Transcribe every entry word for word. Skip the pictures.
>> START
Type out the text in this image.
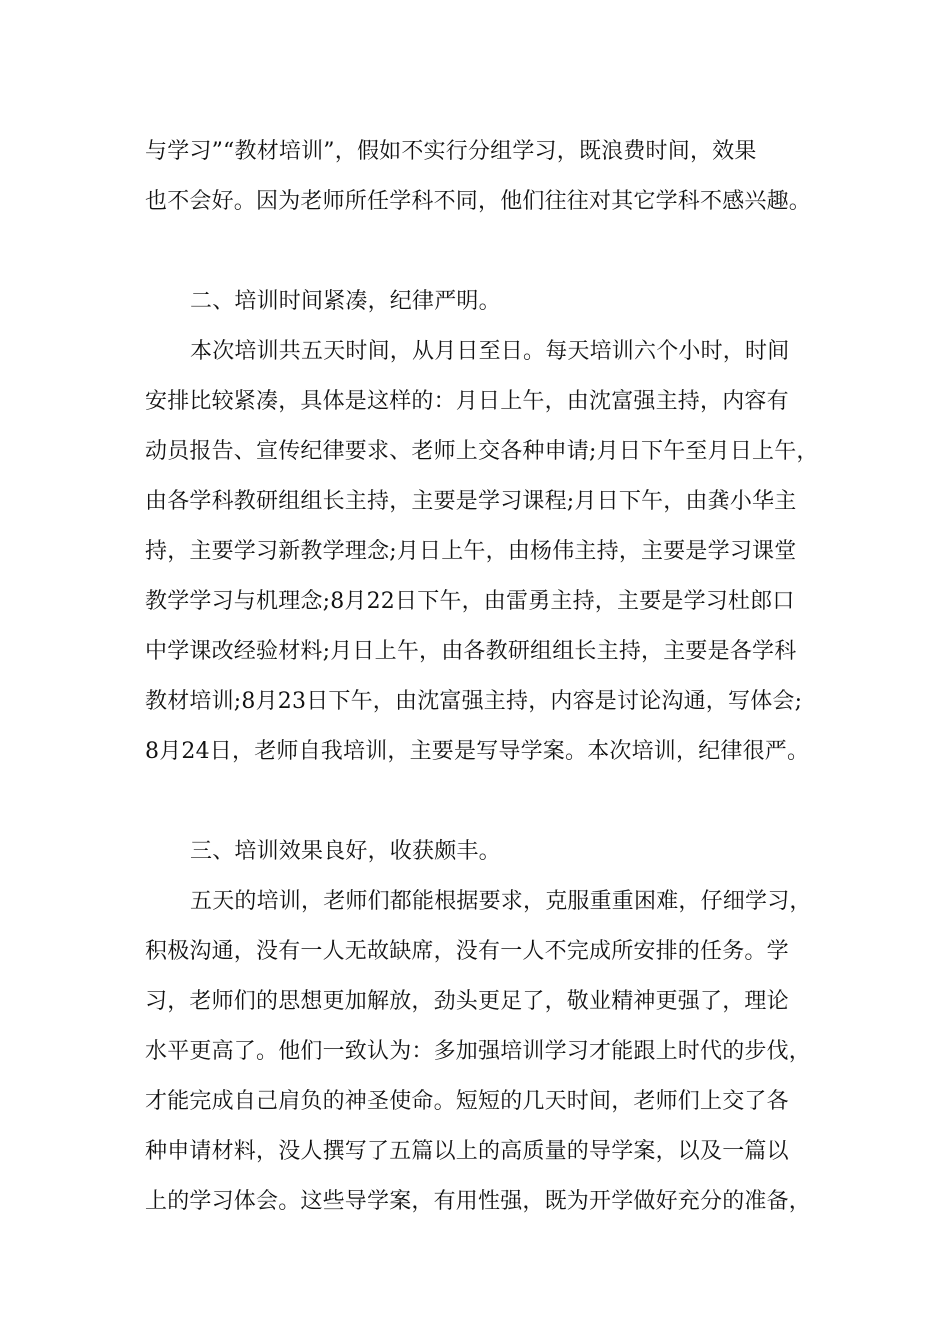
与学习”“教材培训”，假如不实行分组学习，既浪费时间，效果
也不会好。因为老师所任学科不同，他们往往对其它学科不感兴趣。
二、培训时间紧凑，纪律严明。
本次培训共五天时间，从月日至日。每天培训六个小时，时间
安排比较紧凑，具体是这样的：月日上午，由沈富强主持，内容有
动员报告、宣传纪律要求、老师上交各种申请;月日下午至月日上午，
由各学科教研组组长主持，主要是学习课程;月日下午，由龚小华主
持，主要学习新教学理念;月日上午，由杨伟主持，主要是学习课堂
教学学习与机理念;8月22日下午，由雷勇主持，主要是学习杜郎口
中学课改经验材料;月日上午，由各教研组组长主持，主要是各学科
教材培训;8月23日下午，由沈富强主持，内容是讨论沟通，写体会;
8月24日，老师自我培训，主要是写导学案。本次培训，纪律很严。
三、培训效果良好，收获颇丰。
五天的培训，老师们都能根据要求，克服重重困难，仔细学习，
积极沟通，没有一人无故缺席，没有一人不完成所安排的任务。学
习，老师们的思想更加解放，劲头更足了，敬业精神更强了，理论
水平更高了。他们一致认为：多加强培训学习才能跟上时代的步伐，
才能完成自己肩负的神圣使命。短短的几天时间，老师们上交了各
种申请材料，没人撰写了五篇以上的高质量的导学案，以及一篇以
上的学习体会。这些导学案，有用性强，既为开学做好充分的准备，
>> END
» Solved problem
Type out the text in this image.
与学习”“教材培训”，假如不实行分组学习，既浪费时间，效果
也不会好。因为老师所任学科不同，他们往往对其它学科不感兴趣。
二、培训时间紧凑，纪律严明。
本次培训共五天时间，从月日至日。每天培训六个小时，时间
安排比较紧凑，具体是这样的：月日上午，由沈富强主持，内容有
动员报告、宣传纪律要求、老师上交各种申请;月日下午至月日上午，
由各学科教研组组长主持，主要是学习课程;月日下午，由龚小华主
持，主要学习新教学理念;月日上午，由杨伟主持，主要是学习课堂
教学学习与机理念;8月22日下午，由雷勇主持，主要是学习杜郎口
中学课改经验材料;月日上午，由各教研组组长主持，主要是各学科
教材培训;8月23日下午，由沈富强主持，内容是讨论沟通，写体会;
8月24日，老师自我培训，主要是写导学案。本次培训，纪律很严。
三、培训效果良好，收获颇丰。
五天的培训，老师们都能根据要求，克服重重困难，仔细学习，
积极沟通，没有一人无故缺席，没有一人不完成所安排的任务。学
习，老师们的思想更加解放，劲头更足了，敬业精神更强了，理论
水平更高了。他们一致认为：多加强培训学习才能跟上时代的步伐，
才能完成自己肩负的神圣使命。短短的几天时间，老师们上交了各
种申请材料，没人撰写了五篇以上的高质量的导学案，以及一篇以
上的学习体会。这些导学案，有用性强，既为开学做好充分的准备，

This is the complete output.